** REQUIRED WORK **
Copy out the data below verbatim.

** RECORDS SHOWN **
^^^^^^^^^^^^^^^^

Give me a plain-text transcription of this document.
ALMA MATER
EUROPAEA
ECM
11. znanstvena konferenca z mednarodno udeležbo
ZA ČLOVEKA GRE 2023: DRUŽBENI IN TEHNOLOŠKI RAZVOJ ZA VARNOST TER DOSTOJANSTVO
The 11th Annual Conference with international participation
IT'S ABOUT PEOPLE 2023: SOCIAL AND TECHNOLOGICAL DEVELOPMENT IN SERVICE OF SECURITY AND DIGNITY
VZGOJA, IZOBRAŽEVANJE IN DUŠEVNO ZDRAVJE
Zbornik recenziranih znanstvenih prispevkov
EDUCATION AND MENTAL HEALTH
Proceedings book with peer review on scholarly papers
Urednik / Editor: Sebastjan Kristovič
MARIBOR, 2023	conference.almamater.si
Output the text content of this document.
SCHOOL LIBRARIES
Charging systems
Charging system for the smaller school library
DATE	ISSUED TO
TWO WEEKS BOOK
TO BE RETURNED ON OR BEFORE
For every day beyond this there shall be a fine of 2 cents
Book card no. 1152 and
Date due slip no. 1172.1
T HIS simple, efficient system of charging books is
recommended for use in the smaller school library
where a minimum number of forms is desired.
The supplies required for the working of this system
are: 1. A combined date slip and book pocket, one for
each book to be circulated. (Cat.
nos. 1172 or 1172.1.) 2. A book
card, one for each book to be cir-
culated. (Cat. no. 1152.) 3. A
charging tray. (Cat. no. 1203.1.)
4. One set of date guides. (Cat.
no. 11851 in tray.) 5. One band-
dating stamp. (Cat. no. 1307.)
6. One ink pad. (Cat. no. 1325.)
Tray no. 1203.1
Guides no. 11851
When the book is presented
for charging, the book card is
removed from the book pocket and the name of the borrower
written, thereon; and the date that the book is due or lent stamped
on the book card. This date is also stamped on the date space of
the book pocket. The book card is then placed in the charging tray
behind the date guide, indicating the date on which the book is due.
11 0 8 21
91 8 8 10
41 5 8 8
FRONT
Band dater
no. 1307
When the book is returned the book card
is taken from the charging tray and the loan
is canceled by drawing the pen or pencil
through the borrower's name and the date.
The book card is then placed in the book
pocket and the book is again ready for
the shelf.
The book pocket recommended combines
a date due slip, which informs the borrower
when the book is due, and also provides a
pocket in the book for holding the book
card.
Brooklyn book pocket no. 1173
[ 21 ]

^^^^^^^^^^^^^^^^

** TASK RESPONSE **
Give me a plain-text transcription of this document.
ALMA MATER
EUROPAEA
ECM
11. znanstvena konferenca z mednarodno udeležbo
ZA ČLOVEKA GRE 2023: DRUŽBENI IN TEHNOLOŠKI RAZVOJ ZA VARNOST TER DOSTOJANSTVO
The 11th Annual Conference with international participation
IT'S ABOUT PEOPLE 2023: SOCIAL AND TECHNOLOGICAL DEVELOPMENT IN SERVICE OF SECURITY AND DIGNITY
VZGOJA, IZOBRAŽEVANJE IN DUŠEVNO ZDRAVJE
Zbornik recenziranih znanstvenih prispevkov
EDUCATION AND MENTAL HEALTH
Proceedings book with peer review on scholarly papers
Urednik / Editor: Sebastjan Kristovič
MARIBOR, 2023	conference.almamater.si
Output the text content of this document.
SCHOOL LIBRARIES
Charging systems
Charging system for the smaller school library
DATE	ISSUED TO
TWO WEEKS BOOK
TO BE RETURNED ON OR BEFORE
For every day beyond this there shall be a fine of 2 cents
Book card no. 1152 and
Date due slip no. 1172.1
T HIS simple, efficient system of charging books is
recommended for use in the smaller school library
where a minimum number of forms is desired.
The supplies required for the working of this system
are: 1. A combined date slip and book pocket, one for
each book to be circulated. (Cat.
nos. 1172 or 1172.1.) 2. A book
card, one for each book to be cir-
culated. (Cat. no. 1152.) 3. A
charging tray. (Cat. no. 1203.1.)
4. One set of date guides. (Cat.
no. 11851 in tray.) 5. One band-
dating stamp. (Cat. no. 1307.)
6. One ink pad. (Cat. no. 1325.)
Tray no. 1203.1
Guides no. 11851
When the book is presented
for charging, the book card is
removed from the book pocket and the name of the borrower
written, thereon; and the date that the book is due or lent stamped
on the book card. This date is also stamped on the date space of
the book pocket. The book card is then placed in the charging tray
behind the date guide, indicating the date on which the book is due.
11 0 8 21
91 8 8 10
41 5 8 8
FRONT
Band dater
no. 1307
When the book is returned the book card
is taken from the charging tray and the loan
is canceled by drawing the pen or pencil
through the borrower's name and the date.
The book card is then placed in the book
pocket and the book is again ready for
the shelf.
The book pocket recommended combines
a date due slip, which informs the borrower
when the book is due, and also provides a
pocket in the book for holding the book
card.
Brooklyn book pocket no. 1173
[ 21 ]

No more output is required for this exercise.